··· Data excerpts
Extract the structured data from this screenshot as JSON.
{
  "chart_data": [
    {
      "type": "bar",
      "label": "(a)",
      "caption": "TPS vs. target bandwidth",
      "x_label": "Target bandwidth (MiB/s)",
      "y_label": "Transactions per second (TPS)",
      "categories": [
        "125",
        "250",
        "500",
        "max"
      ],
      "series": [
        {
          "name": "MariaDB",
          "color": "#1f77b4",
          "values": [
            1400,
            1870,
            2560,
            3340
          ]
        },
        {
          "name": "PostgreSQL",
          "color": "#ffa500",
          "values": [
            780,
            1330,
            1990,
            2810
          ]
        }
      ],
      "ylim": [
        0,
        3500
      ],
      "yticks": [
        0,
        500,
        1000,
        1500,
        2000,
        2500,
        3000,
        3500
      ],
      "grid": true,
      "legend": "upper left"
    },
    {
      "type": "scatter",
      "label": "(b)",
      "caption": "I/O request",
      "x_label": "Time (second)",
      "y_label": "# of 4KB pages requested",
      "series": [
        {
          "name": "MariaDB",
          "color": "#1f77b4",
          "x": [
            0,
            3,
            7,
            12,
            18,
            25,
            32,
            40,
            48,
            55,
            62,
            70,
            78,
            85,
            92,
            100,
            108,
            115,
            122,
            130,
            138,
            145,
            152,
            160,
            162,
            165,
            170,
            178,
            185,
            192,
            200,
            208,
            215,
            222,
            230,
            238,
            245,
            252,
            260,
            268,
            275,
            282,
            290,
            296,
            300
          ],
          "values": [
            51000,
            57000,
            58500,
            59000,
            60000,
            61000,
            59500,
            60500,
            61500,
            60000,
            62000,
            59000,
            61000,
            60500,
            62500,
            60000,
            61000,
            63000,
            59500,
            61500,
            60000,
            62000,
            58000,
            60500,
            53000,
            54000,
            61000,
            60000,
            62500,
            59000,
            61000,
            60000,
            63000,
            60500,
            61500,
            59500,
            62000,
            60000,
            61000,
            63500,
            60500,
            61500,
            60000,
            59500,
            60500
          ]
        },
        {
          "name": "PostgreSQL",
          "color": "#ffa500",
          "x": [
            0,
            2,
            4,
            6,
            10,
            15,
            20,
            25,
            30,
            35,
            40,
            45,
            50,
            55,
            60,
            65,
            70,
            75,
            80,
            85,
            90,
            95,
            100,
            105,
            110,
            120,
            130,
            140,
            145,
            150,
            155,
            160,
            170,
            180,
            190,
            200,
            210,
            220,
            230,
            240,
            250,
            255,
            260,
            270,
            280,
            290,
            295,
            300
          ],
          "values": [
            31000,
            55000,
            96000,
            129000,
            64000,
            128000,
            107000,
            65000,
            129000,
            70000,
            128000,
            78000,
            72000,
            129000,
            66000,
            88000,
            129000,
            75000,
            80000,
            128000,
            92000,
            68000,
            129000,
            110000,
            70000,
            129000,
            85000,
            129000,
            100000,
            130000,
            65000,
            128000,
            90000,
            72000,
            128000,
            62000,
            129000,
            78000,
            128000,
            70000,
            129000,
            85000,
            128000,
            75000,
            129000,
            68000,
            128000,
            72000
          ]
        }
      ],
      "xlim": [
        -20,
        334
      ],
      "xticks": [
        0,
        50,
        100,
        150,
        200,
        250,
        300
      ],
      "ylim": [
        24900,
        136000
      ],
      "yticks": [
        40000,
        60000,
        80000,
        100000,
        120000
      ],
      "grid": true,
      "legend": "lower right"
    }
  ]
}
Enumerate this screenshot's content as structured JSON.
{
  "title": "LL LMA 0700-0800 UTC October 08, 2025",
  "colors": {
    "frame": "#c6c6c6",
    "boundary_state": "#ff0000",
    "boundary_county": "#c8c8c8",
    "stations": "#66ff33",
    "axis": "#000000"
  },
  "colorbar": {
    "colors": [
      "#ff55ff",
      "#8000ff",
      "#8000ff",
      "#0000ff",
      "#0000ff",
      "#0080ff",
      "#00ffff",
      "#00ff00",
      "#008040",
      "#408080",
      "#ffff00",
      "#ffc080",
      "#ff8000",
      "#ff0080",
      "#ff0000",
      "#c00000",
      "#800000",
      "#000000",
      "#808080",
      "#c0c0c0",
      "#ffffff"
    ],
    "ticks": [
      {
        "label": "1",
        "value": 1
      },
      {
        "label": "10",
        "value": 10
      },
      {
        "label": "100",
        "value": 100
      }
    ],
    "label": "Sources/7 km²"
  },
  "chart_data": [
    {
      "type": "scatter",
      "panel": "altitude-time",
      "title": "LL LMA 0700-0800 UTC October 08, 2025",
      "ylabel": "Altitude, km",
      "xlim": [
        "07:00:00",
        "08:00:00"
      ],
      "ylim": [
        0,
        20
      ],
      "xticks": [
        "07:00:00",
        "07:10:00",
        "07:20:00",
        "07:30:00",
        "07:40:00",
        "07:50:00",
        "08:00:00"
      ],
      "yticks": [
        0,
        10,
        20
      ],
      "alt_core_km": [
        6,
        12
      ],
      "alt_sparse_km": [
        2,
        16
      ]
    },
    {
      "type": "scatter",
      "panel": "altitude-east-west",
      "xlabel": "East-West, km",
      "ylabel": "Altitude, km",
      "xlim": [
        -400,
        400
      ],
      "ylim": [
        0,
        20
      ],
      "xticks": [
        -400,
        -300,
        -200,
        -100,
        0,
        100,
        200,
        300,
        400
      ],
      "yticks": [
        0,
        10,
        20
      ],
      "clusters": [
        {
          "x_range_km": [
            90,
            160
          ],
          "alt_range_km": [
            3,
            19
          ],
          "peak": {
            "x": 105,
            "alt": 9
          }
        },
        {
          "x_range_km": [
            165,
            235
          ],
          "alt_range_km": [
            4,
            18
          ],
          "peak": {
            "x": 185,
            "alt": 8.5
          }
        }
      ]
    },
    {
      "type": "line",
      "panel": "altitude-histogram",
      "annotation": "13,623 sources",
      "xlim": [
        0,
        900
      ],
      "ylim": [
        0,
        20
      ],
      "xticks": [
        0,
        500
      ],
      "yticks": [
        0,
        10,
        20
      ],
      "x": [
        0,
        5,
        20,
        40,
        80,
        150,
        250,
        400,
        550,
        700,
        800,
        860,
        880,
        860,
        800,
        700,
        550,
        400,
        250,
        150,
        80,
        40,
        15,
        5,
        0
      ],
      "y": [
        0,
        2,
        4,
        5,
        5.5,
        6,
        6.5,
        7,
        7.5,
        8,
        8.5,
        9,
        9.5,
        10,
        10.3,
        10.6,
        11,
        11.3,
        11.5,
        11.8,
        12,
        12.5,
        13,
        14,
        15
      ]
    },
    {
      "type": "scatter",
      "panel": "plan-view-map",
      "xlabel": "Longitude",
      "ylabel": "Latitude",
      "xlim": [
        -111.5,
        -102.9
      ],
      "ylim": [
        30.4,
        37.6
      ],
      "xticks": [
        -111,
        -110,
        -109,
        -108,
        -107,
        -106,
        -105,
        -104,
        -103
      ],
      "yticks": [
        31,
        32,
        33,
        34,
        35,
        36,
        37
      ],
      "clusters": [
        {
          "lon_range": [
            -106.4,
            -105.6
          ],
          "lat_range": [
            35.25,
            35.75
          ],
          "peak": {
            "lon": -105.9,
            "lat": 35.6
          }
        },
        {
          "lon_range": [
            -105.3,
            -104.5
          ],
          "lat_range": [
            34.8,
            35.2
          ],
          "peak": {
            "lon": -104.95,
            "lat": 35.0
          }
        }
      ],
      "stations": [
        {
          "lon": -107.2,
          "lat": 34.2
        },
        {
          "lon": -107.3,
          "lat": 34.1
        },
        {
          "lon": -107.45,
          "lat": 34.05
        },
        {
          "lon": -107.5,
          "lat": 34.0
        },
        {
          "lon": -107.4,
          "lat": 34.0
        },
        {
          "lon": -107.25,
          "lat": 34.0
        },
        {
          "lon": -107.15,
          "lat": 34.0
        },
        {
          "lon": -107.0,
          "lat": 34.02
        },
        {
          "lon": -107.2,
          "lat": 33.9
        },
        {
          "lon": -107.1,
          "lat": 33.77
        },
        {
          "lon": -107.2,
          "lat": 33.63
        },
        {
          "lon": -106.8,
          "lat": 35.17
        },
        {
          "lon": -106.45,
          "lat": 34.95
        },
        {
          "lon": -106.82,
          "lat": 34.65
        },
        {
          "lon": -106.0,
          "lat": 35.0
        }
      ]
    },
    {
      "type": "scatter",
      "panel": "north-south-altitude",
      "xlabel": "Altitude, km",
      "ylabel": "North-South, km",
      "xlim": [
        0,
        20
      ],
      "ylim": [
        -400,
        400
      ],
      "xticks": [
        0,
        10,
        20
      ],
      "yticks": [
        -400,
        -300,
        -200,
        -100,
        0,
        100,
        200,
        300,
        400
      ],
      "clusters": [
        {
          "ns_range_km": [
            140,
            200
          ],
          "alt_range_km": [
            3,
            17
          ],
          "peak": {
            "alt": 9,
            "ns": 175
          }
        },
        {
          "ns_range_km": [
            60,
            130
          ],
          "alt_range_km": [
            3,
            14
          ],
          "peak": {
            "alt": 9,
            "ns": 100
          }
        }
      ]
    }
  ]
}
······
··· Data excerpts
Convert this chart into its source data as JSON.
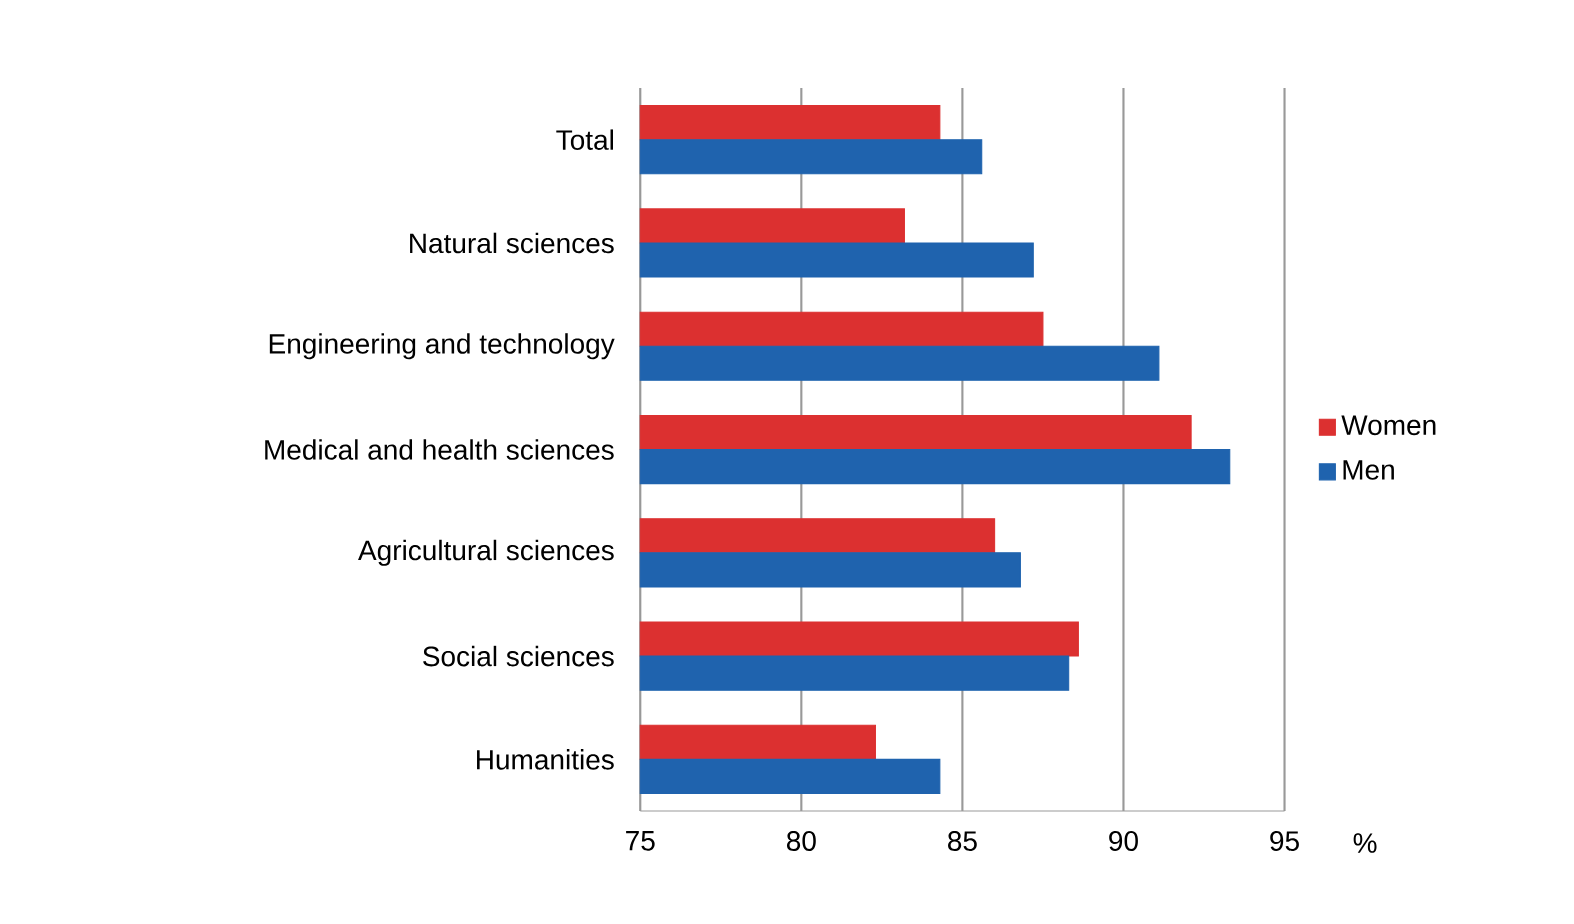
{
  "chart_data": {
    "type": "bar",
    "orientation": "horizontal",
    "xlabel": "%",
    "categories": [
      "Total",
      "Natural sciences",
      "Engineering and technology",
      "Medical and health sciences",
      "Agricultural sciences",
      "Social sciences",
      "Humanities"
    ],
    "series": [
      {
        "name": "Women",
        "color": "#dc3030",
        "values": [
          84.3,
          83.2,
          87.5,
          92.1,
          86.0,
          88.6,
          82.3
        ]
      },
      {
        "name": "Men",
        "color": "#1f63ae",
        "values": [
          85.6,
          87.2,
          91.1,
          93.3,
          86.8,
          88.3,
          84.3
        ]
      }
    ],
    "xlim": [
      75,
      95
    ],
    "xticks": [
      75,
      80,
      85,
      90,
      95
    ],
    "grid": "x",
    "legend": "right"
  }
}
······
* _Your instructions_
Working from the listing above, pick out every line that has "ylabel" and copy it.

* _Problem solution_
      "ylabel": "Altitude, km",
      "ylabel": "Altitude, km",
      "ylabel": "Latitude",
      "ylabel": "North-South, km",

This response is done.